OBJECTIVE
From the listing below, copy every line with the word "Всего".

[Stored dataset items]
=======
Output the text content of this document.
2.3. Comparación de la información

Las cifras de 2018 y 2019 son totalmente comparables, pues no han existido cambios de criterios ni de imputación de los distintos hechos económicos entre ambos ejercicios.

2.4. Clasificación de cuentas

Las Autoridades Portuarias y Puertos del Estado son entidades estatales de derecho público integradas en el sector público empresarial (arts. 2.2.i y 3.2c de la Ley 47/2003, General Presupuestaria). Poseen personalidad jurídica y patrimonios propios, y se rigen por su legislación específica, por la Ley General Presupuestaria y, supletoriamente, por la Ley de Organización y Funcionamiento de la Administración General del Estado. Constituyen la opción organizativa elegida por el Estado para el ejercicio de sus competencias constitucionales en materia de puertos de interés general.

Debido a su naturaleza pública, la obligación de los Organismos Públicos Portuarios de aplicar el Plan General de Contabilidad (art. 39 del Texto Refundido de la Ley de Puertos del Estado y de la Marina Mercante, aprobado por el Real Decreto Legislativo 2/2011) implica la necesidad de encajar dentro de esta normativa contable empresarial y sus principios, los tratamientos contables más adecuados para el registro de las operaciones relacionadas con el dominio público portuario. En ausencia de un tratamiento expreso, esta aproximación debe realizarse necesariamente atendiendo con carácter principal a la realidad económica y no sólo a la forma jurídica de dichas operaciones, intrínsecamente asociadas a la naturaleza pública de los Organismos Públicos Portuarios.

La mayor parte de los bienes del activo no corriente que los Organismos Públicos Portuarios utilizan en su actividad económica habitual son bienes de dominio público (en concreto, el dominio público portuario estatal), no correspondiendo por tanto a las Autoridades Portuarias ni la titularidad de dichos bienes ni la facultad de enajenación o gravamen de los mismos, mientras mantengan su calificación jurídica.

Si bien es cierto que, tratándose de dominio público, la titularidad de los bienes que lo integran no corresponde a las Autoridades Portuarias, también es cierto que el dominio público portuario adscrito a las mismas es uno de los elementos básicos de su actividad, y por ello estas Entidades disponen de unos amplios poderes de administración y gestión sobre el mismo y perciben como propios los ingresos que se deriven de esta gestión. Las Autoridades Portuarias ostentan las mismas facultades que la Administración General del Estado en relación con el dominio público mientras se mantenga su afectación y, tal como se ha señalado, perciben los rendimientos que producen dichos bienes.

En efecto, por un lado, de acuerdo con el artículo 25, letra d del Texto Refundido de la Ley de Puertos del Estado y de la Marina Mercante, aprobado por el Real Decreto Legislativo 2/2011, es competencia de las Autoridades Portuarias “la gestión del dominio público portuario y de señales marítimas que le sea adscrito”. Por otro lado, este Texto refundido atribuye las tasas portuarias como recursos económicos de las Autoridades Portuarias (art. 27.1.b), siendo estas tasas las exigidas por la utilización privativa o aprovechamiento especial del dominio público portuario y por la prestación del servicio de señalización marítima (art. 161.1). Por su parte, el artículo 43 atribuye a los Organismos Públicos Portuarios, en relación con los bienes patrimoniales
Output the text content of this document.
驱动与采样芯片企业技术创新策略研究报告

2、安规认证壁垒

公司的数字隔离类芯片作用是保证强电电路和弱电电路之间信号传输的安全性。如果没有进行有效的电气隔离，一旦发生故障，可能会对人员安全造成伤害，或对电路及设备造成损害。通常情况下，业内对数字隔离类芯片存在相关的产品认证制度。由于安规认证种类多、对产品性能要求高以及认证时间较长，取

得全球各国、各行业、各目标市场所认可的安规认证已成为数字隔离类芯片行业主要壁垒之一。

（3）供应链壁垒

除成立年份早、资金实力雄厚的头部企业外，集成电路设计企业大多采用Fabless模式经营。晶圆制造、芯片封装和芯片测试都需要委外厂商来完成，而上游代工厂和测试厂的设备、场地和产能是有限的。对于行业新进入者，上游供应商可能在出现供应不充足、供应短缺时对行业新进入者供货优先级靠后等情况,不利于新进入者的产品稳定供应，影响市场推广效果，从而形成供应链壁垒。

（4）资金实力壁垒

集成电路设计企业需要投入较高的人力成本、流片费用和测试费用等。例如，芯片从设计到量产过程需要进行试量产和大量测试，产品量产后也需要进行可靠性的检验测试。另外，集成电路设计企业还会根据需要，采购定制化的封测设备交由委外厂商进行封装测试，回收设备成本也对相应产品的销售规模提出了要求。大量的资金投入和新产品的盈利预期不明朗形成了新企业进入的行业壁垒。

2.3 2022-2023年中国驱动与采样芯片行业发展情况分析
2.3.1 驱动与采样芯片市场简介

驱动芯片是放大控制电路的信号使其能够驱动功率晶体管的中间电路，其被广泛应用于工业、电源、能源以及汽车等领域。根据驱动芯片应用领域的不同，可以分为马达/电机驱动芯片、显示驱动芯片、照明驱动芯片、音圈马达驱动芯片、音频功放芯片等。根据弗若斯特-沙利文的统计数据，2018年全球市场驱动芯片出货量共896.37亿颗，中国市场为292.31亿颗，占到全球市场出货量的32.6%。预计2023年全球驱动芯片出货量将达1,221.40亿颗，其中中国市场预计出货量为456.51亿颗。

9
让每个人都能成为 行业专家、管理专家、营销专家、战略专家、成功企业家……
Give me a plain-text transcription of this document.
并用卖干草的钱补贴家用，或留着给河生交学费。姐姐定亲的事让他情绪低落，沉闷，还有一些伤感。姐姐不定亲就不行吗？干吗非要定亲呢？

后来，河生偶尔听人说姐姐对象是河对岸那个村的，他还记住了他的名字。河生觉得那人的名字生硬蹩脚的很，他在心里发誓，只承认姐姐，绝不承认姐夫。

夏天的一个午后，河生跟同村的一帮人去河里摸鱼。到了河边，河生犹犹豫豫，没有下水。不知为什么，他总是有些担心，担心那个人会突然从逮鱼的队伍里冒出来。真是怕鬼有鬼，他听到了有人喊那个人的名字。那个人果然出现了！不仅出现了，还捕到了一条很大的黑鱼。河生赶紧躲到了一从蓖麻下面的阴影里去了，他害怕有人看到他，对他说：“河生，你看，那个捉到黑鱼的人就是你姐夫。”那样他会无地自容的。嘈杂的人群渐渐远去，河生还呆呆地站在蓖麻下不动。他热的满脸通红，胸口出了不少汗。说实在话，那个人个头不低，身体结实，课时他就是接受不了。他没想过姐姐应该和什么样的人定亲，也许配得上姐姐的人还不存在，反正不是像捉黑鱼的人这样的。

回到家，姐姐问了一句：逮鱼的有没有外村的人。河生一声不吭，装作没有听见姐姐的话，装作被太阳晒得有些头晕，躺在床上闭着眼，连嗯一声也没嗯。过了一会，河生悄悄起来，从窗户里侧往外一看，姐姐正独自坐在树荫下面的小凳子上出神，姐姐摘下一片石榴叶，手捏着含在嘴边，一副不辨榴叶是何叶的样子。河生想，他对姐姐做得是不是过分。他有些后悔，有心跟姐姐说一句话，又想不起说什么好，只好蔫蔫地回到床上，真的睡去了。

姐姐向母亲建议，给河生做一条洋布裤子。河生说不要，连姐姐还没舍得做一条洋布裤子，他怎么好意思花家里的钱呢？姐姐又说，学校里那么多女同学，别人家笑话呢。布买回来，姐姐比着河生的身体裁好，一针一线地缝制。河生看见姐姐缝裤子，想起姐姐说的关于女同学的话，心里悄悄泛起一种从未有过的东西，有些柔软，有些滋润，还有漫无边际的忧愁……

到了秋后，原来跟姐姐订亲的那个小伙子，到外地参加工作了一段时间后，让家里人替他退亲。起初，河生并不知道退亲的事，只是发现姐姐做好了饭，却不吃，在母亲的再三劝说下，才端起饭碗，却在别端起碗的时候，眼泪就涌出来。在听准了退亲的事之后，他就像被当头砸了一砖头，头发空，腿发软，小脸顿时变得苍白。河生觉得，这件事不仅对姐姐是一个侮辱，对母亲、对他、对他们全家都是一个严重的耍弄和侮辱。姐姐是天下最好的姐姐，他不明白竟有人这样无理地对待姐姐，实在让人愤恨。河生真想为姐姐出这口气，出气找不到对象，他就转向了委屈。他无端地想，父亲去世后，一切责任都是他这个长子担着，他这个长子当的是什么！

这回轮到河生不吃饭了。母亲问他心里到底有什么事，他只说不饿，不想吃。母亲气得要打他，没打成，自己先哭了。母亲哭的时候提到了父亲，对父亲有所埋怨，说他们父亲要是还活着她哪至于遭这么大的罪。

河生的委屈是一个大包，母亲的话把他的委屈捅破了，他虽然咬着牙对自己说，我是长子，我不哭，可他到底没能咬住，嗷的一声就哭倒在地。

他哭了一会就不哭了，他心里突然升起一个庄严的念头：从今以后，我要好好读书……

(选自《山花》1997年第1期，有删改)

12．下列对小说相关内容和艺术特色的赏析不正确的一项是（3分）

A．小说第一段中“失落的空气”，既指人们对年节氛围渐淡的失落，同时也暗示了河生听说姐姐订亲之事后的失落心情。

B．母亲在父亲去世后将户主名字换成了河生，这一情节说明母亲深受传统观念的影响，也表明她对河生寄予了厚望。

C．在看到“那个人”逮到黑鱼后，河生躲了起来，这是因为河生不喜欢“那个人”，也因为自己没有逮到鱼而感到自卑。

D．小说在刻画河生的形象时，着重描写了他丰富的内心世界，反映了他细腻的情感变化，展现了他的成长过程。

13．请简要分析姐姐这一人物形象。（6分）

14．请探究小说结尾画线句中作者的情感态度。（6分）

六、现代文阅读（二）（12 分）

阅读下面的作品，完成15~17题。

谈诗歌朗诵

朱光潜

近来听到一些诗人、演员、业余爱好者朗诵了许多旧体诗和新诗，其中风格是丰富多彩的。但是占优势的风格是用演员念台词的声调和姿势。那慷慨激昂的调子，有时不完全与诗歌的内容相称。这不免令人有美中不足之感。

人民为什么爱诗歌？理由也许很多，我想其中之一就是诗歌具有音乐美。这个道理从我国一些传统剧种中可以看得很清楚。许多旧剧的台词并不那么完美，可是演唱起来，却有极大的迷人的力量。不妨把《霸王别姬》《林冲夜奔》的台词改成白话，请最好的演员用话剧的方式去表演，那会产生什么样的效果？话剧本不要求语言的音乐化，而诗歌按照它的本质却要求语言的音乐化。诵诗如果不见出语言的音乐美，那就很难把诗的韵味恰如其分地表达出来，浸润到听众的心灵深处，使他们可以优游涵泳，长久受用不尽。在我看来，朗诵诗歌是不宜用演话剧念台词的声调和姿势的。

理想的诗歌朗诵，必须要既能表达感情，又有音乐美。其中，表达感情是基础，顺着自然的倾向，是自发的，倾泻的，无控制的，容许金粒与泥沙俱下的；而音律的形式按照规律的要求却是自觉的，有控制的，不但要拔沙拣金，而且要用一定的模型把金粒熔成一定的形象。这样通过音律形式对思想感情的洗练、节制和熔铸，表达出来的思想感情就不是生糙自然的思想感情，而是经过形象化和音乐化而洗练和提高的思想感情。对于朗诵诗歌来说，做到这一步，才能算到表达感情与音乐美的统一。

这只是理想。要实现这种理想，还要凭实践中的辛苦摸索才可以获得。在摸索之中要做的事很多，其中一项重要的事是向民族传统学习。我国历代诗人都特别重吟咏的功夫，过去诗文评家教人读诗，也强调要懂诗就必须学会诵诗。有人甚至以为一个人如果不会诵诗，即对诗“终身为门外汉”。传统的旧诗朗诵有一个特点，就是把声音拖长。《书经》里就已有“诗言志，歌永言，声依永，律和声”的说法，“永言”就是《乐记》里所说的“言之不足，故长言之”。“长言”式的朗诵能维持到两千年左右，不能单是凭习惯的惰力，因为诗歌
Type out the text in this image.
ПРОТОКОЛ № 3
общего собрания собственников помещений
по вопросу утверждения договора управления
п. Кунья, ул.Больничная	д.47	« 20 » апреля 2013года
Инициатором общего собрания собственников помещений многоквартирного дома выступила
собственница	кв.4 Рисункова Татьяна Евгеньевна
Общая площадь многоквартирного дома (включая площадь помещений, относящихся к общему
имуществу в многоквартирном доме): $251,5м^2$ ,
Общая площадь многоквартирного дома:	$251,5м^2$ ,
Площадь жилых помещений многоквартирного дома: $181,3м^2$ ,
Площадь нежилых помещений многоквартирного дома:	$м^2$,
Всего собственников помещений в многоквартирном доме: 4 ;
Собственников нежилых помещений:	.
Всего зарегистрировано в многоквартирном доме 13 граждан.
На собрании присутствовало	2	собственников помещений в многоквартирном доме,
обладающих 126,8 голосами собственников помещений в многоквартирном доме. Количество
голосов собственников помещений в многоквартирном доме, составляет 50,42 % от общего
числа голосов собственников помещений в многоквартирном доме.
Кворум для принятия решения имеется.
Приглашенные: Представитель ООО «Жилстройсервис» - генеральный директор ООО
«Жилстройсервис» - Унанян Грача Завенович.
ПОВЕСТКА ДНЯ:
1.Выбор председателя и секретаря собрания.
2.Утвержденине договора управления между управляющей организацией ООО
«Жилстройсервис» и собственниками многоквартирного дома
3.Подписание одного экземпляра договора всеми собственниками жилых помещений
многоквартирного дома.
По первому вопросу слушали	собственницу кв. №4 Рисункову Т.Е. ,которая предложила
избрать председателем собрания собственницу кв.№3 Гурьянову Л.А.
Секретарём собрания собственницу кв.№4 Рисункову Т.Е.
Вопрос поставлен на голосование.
=======
EXERCISE RESULT
Всего собственников помещений в многоквартирном доме: 4 ;
Всего зарегистрировано в многоквартирном доме 13 граждан.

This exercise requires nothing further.